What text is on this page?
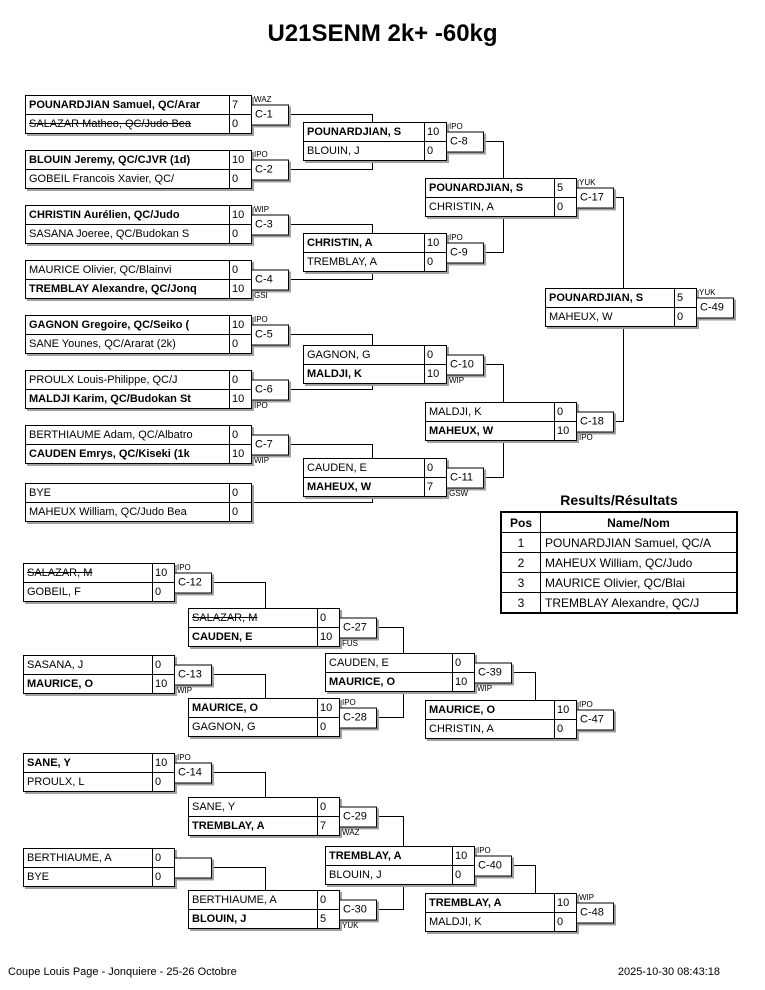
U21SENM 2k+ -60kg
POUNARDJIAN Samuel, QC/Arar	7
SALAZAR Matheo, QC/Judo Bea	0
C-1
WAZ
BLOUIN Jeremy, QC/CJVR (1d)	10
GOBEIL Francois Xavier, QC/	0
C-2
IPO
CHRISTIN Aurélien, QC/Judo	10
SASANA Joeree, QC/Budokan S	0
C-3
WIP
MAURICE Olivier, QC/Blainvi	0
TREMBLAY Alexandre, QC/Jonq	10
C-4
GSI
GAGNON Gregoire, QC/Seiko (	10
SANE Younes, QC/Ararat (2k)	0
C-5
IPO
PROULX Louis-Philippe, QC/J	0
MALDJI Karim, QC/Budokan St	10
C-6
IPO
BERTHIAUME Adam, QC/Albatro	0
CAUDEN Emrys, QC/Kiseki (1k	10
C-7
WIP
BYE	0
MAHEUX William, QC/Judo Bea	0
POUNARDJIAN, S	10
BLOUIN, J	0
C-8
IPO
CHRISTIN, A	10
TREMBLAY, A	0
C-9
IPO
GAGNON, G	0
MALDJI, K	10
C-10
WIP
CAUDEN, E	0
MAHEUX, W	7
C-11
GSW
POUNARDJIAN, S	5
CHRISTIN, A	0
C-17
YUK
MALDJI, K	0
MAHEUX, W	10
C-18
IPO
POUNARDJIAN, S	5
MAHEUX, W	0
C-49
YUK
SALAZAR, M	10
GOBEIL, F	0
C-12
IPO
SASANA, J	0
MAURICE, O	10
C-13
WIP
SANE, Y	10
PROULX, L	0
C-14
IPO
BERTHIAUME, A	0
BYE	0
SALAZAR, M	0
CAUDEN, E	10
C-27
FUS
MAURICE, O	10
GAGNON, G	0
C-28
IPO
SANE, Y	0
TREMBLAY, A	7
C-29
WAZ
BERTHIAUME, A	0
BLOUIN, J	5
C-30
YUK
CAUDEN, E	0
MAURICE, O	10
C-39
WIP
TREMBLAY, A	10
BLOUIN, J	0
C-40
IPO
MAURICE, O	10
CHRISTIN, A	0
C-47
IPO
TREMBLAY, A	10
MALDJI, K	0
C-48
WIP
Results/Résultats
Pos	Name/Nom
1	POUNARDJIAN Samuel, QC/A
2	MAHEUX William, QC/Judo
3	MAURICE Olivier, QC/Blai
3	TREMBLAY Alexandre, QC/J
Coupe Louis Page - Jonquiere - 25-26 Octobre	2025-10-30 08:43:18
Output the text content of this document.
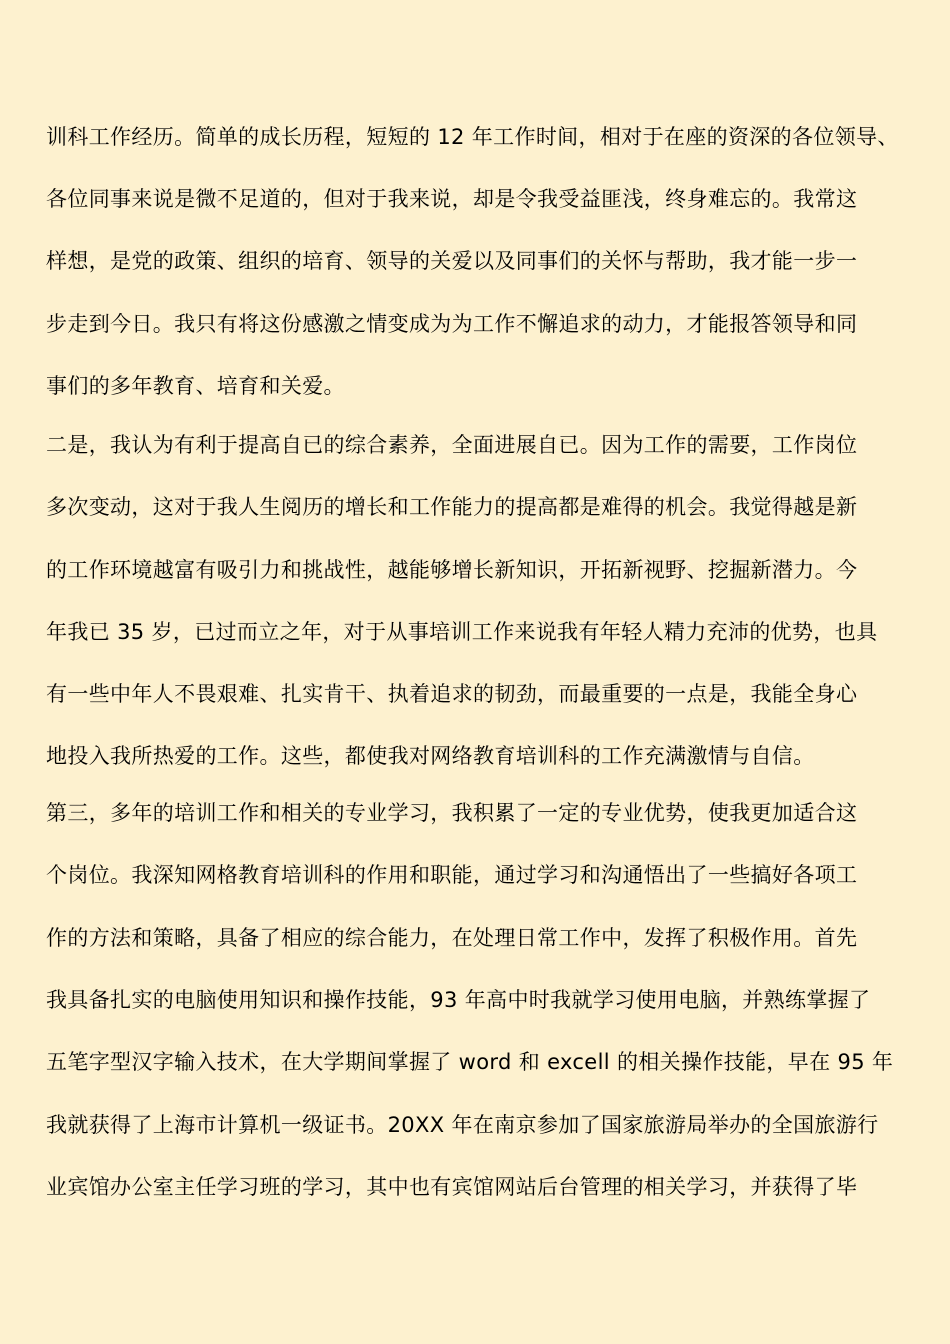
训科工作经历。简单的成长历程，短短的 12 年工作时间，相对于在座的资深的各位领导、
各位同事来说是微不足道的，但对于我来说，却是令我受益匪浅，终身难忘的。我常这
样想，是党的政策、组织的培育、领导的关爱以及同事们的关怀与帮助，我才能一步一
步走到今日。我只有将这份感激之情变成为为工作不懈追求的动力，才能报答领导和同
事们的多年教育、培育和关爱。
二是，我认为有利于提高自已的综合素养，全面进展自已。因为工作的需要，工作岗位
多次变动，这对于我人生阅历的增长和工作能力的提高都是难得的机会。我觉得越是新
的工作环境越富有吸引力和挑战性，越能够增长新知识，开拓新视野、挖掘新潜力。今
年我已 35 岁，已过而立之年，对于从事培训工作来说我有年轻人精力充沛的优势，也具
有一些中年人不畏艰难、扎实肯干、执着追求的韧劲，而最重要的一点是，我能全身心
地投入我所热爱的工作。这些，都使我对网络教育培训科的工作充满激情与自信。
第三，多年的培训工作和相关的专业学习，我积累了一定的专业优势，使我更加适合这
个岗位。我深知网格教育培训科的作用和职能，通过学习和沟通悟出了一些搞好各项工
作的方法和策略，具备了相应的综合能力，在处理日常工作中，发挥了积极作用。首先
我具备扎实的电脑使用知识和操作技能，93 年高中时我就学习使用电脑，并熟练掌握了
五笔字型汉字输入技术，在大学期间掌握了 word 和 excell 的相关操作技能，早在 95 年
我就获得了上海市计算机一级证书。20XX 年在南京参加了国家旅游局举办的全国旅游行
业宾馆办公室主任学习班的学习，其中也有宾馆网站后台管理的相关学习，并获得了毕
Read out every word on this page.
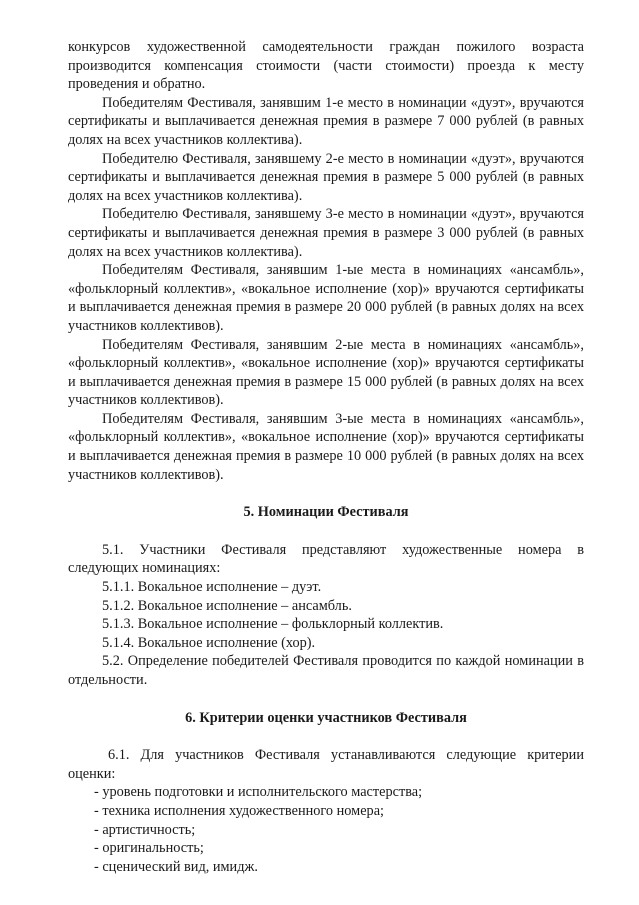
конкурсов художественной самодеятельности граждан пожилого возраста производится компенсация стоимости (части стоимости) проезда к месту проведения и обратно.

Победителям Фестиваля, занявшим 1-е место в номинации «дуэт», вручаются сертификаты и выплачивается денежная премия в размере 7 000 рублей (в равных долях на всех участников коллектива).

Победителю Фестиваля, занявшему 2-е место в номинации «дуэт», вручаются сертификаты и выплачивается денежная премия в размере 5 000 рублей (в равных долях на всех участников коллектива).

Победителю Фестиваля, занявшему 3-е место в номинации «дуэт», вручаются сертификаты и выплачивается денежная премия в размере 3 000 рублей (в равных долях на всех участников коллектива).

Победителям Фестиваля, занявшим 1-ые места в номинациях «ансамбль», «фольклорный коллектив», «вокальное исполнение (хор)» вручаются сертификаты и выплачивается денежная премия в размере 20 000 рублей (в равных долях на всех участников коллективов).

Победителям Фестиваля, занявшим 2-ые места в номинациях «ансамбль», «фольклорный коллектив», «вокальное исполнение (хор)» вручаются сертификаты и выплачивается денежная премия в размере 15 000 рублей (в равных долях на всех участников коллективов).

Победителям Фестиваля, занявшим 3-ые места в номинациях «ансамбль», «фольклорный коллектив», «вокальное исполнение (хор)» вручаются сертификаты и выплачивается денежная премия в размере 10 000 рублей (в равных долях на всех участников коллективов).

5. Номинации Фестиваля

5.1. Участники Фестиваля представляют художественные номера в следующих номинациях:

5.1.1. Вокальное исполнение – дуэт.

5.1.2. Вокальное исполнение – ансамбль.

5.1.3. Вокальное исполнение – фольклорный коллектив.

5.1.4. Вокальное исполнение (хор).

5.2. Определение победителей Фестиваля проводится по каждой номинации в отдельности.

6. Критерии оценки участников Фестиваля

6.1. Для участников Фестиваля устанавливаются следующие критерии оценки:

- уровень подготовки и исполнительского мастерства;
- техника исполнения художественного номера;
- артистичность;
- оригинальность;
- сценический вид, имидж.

**Stated exercise**
Without including any pictures, please restate all the records exactly.

**Solution to this task**
What text is on this page?
U21SENM 2k+ -60kg
POUNARDJIAN Samuel, QC/Arar	7
SALAZAR Matheo, QC/Judo Bea	0
C-1
WAZ
BLOUIN Jeremy, QC/CJVR (1d)	10
GOBEIL Francois Xavier, QC/	0
C-2
IPO
CHRISTIN Aurélien, QC/Judo	10
SASANA Joeree, QC/Budokan S	0
C-3
WIP
MAURICE Olivier, QC/Blainvi	0
TREMBLAY Alexandre, QC/Jonq	10
C-4
GSI
GAGNON Gregoire, QC/Seiko (	10
SANE Younes, QC/Ararat (2k)	0
C-5
IPO
PROULX Louis-Philippe, QC/J	0
MALDJI Karim, QC/Budokan St	10
C-6
IPO
BERTHIAUME Adam, QC/Albatro	0
CAUDEN Emrys, QC/Kiseki (1k	10
C-7
WIP
BYE	0
MAHEUX William, QC/Judo Bea	0
POUNARDJIAN, S	10
BLOUIN, J	0
C-8
IPO
CHRISTIN, A	10
TREMBLAY, A	0
C-9
IPO
GAGNON, G	0
MALDJI, K	10
C-10
WIP
CAUDEN, E	0
MAHEUX, W	7
C-11
GSW
POUNARDJIAN, S	5
CHRISTIN, A	0
C-17
YUK
MALDJI, K	0
MAHEUX, W	10
C-18
IPO
POUNARDJIAN, S	5
MAHEUX, W	0
C-49
YUK
SALAZAR, M	10
GOBEIL, F	0
C-12
IPO
SASANA, J	0
MAURICE, O	10
C-13
WIP
SANE, Y	10
PROULX, L	0
C-14
IPO
BERTHIAUME, A	0
BYE	0
SALAZAR, M	0
CAUDEN, E	10
C-27
FUS
MAURICE, O	10
GAGNON, G	0
C-28
IPO
SANE, Y	0
TREMBLAY, A	7
C-29
WAZ
BERTHIAUME, A	0
BLOUIN, J	5
C-30
YUK
CAUDEN, E	0
MAURICE, O	10
C-39
WIP
TREMBLAY, A	10
BLOUIN, J	0
C-40
IPO
MAURICE, O	10
CHRISTIN, A	0
C-47
IPO
TREMBLAY, A	10
MALDJI, K	0
C-48
WIP
Results/Résultats
Pos	Name/Nom
1	POUNARDJIAN Samuel, QC/A
2	MAHEUX William, QC/Judo
3	MAURICE Olivier, QC/Blai
3	TREMBLAY Alexandre, QC/J
Coupe Louis Page - Jonquiere - 25-26 Octobre	2025-10-30 08:43:18
Output the text content of this document.
训科工作经历。简单的成长历程，短短的 12 年工作时间，相对于在座的资深的各位领导、
各位同事来说是微不足道的，但对于我来说，却是令我受益匪浅，终身难忘的。我常这
样想，是党的政策、组织的培育、领导的关爱以及同事们的关怀与帮助，我才能一步一
步走到今日。我只有将这份感激之情变成为为工作不懈追求的动力，才能报答领导和同
事们的多年教育、培育和关爱。
二是，我认为有利于提高自已的综合素养，全面进展自已。因为工作的需要，工作岗位
多次变动，这对于我人生阅历的增长和工作能力的提高都是难得的机会。我觉得越是新
的工作环境越富有吸引力和挑战性，越能够增长新知识，开拓新视野、挖掘新潜力。今
年我已 35 岁，已过而立之年，对于从事培训工作来说我有年轻人精力充沛的优势，也具
有一些中年人不畏艰难、扎实肯干、执着追求的韧劲，而最重要的一点是，我能全身心
地投入我所热爱的工作。这些，都使我对网络教育培训科的工作充满激情与自信。
第三，多年的培训工作和相关的专业学习，我积累了一定的专业优势，使我更加适合这
个岗位。我深知网格教育培训科的作用和职能，通过学习和沟通悟出了一些搞好各项工
作的方法和策略，具备了相应的综合能力，在处理日常工作中，发挥了积极作用。首先
我具备扎实的电脑使用知识和操作技能，93 年高中时我就学习使用电脑，并熟练掌握了
五笔字型汉字输入技术，在大学期间掌握了 word 和 excell 的相关操作技能，早在 95 年
我就获得了上海市计算机一级证书。20XX 年在南京参加了国家旅游局举办的全国旅游行
业宾馆办公室主任学习班的学习，其中也有宾馆网站后台管理的相关学习，并获得了毕
Read out every word on this page.
конкурсов художественной самодеятельности граждан пожилого возраста производится компенсация стоимости (части стоимости) проезда к месту проведения и обратно.

Победителям Фестиваля, занявшим 1-е место в номинации «дуэт», вручаются сертификаты и выплачивается денежная премия в размере 7 000 рублей (в равных долях на всех участников коллектива).

Победителю Фестиваля, занявшему 2-е место в номинации «дуэт», вручаются сертификаты и выплачивается денежная премия в размере 5 000 рублей (в равных долях на всех участников коллектива).

Победителю Фестиваля, занявшему 3-е место в номинации «дуэт», вручаются сертификаты и выплачивается денежная премия в размере 3 000 рублей (в равных долях на всех участников коллектива).

Победителям Фестиваля, занявшим 1-ые места в номинациях «ансамбль», «фольклорный коллектив», «вокальное исполнение (хор)» вручаются сертификаты и выплачивается денежная премия в размере 20 000 рублей (в равных долях на всех участников коллективов).

Победителям Фестиваля, занявшим 2-ые места в номинациях «ансамбль», «фольклорный коллектив», «вокальное исполнение (хор)» вручаются сертификаты и выплачивается денежная премия в размере 15 000 рублей (в равных долях на всех участников коллективов).

Победителям Фестиваля, занявшим 3-ые места в номинациях «ансамбль», «фольклорный коллектив», «вокальное исполнение (хор)» вручаются сертификаты и выплачивается денежная премия в размере 10 000 рублей (в равных долях на всех участников коллективов).

5. Номинации Фестиваля

5.1. Участники Фестиваля представляют художественные номера в следующих номинациях:

5.1.1. Вокальное исполнение – дуэт.

5.1.2. Вокальное исполнение – ансамбль.

5.1.3. Вокальное исполнение – фольклорный коллектив.

5.1.4. Вокальное исполнение (хор).

5.2. Определение победителей Фестиваля проводится по каждой номинации в отдельности.

6. Критерии оценки участников Фестиваля

6.1. Для участников Фестиваля устанавливаются следующие критерии оценки:

- уровень подготовки и исполнительского мастерства;
- техника исполнения художественного номера;
- артистичность;
- оригинальность;
- сценический вид, имидж.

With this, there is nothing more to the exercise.